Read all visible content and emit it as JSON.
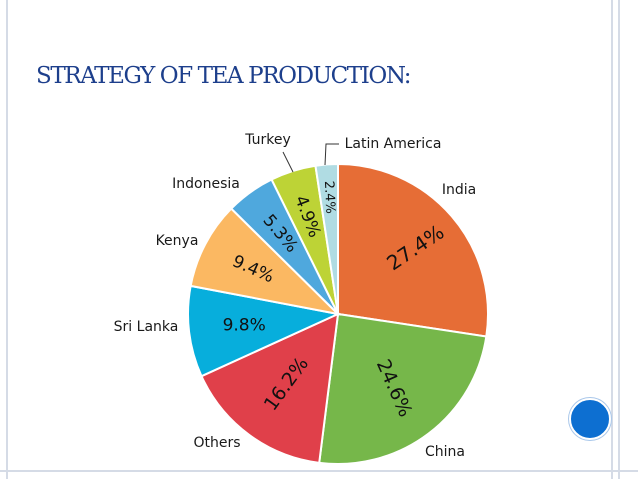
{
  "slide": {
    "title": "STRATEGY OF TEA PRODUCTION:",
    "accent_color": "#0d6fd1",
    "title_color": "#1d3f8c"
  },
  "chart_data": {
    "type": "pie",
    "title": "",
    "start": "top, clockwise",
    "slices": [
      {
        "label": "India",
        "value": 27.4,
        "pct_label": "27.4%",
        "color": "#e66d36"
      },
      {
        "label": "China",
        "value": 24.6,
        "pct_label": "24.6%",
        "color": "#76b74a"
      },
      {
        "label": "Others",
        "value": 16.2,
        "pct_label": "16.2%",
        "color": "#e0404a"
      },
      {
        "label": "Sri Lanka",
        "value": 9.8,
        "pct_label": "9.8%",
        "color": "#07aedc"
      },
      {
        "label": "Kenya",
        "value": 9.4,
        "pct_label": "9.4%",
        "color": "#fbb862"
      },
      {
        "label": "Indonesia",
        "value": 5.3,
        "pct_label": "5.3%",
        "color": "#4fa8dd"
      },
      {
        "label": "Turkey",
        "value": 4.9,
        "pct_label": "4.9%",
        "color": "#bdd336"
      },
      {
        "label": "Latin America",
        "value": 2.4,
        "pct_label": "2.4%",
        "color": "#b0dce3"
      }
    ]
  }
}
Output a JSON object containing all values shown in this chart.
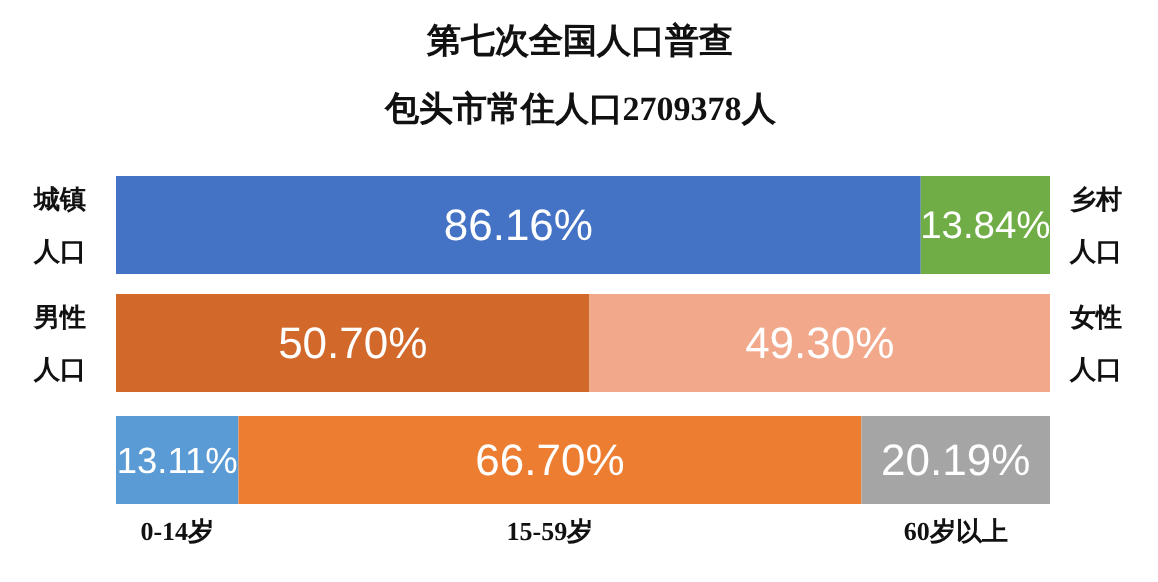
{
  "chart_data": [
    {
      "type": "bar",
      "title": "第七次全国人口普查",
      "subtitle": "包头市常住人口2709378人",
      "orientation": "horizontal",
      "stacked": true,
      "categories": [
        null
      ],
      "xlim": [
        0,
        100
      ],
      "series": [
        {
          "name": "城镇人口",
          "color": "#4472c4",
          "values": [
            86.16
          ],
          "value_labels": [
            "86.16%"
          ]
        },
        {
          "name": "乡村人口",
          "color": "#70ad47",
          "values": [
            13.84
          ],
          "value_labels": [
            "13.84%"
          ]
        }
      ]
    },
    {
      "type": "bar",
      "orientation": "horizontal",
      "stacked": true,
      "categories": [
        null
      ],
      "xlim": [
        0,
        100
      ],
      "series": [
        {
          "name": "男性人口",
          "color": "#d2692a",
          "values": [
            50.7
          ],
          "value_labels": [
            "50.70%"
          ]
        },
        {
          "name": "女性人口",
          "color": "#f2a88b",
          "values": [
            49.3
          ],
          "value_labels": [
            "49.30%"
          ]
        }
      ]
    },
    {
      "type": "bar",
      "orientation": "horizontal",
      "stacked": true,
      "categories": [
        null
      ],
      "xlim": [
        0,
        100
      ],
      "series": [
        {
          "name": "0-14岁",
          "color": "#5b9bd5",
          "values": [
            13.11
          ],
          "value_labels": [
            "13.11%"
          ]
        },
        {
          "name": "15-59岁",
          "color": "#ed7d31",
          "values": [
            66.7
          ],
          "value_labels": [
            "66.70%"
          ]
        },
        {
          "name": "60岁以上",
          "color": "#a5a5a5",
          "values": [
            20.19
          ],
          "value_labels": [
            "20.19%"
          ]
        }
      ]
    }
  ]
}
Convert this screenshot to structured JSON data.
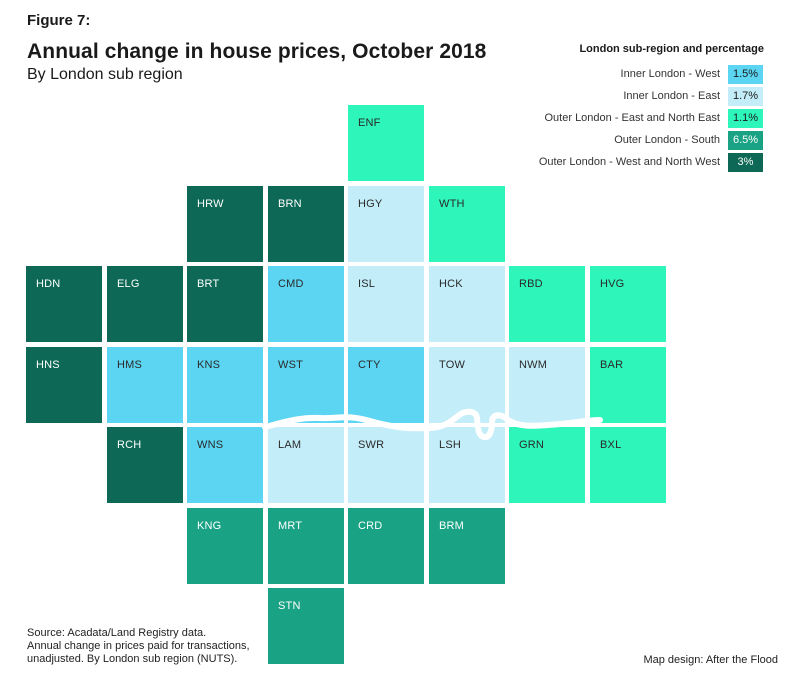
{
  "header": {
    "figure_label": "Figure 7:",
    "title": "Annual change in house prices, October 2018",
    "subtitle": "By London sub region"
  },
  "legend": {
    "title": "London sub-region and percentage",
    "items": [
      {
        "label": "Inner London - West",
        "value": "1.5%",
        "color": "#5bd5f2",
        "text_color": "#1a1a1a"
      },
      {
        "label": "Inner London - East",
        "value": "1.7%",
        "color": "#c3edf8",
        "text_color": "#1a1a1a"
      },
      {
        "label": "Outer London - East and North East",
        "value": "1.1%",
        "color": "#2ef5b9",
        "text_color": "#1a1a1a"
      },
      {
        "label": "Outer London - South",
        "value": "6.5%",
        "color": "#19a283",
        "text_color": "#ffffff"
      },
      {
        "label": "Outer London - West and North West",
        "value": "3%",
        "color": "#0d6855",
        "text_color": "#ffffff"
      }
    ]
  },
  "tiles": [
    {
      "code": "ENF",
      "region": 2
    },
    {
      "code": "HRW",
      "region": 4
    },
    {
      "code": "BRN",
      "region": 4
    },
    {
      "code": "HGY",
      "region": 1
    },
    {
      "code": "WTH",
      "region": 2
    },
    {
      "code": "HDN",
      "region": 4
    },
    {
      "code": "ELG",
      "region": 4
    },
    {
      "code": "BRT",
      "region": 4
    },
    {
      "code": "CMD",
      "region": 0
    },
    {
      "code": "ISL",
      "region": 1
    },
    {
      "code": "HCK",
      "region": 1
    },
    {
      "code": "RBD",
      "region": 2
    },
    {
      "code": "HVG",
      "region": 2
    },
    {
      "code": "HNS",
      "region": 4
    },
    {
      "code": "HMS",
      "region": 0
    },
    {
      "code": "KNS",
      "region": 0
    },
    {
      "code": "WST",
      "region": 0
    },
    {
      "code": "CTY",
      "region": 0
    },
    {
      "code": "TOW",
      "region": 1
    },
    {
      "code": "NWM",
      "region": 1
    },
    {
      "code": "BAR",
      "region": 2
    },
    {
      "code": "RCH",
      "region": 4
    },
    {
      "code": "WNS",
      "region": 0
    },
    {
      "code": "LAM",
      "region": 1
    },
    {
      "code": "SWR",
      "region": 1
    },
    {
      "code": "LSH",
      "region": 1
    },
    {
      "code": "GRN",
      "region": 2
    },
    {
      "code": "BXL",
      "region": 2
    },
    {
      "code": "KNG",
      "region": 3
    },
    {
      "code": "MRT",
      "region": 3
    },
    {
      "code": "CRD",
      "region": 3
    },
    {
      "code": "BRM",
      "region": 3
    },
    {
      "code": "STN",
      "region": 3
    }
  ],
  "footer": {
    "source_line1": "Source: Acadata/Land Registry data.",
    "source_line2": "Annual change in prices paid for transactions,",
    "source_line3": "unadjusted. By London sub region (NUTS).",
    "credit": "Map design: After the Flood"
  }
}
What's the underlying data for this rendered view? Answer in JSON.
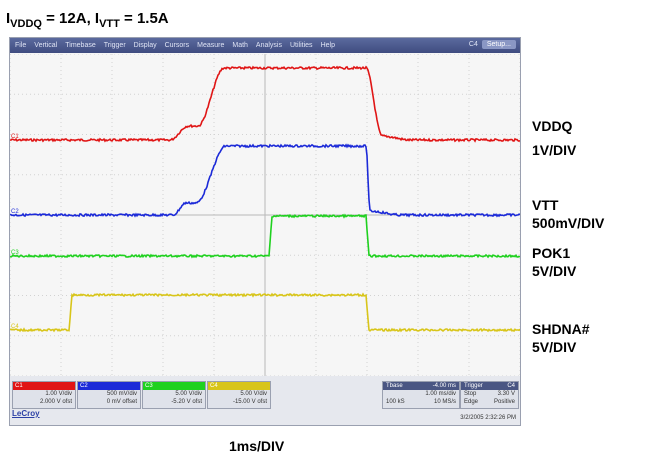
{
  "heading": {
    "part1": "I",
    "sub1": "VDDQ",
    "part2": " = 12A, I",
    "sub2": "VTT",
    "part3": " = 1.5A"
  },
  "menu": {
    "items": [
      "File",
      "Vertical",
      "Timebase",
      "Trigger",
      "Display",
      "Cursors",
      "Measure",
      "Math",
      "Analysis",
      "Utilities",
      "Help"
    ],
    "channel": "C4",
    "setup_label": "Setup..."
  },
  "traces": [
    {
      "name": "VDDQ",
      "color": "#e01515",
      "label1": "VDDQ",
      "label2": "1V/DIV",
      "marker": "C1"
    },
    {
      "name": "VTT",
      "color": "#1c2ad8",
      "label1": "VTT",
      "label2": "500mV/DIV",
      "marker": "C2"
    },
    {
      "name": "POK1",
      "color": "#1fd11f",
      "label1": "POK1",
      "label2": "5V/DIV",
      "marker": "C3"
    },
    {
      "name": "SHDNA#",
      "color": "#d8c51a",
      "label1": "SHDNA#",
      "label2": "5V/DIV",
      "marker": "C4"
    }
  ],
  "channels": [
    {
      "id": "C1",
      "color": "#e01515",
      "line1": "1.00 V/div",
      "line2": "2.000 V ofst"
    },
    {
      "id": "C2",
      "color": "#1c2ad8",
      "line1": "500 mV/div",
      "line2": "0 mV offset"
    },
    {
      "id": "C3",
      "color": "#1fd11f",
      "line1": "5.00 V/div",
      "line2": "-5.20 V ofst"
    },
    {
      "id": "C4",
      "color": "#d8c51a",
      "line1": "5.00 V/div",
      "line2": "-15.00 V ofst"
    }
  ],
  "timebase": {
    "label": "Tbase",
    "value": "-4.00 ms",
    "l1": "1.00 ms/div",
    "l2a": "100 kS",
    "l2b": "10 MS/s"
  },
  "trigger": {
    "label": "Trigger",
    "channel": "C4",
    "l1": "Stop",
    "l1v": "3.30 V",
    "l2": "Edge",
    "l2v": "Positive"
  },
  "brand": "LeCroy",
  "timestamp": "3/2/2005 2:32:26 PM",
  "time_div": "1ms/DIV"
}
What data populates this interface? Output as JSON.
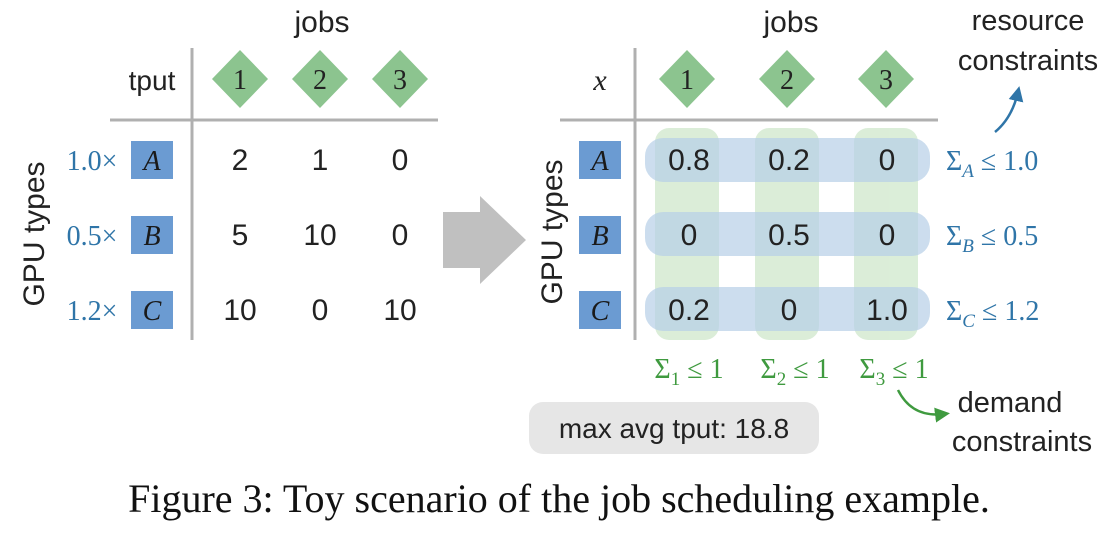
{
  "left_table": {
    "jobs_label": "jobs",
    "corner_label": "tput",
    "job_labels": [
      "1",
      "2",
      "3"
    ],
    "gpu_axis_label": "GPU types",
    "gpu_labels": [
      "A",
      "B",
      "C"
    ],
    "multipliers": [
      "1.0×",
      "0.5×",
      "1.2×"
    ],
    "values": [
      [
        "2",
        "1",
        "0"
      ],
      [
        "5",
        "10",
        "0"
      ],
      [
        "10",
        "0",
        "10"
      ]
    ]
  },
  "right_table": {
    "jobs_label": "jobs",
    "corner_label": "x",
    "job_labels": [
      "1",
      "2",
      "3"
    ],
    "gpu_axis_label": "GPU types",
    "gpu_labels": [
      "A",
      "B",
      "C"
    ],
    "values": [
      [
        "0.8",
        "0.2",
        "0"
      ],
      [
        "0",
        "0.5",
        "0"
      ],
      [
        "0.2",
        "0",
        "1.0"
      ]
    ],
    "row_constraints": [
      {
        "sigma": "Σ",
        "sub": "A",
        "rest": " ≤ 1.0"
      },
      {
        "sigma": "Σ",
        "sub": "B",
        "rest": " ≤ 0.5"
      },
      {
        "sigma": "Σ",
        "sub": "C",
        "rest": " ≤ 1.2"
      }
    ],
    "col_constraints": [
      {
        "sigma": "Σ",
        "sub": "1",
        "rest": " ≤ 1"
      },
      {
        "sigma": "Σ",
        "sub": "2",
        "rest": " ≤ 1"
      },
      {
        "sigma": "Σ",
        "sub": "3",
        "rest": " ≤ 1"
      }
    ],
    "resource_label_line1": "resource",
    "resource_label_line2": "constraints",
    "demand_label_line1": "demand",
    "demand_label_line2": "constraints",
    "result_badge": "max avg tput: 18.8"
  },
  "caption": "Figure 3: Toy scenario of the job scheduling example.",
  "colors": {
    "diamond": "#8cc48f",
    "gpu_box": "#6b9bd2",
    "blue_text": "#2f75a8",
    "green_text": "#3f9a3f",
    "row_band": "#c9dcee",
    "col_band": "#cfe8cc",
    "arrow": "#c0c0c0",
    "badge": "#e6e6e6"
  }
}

WHAT TO DO>
Reply with nothing except the number of lines in the listing above that include "West".

ANSWER BELOW>
2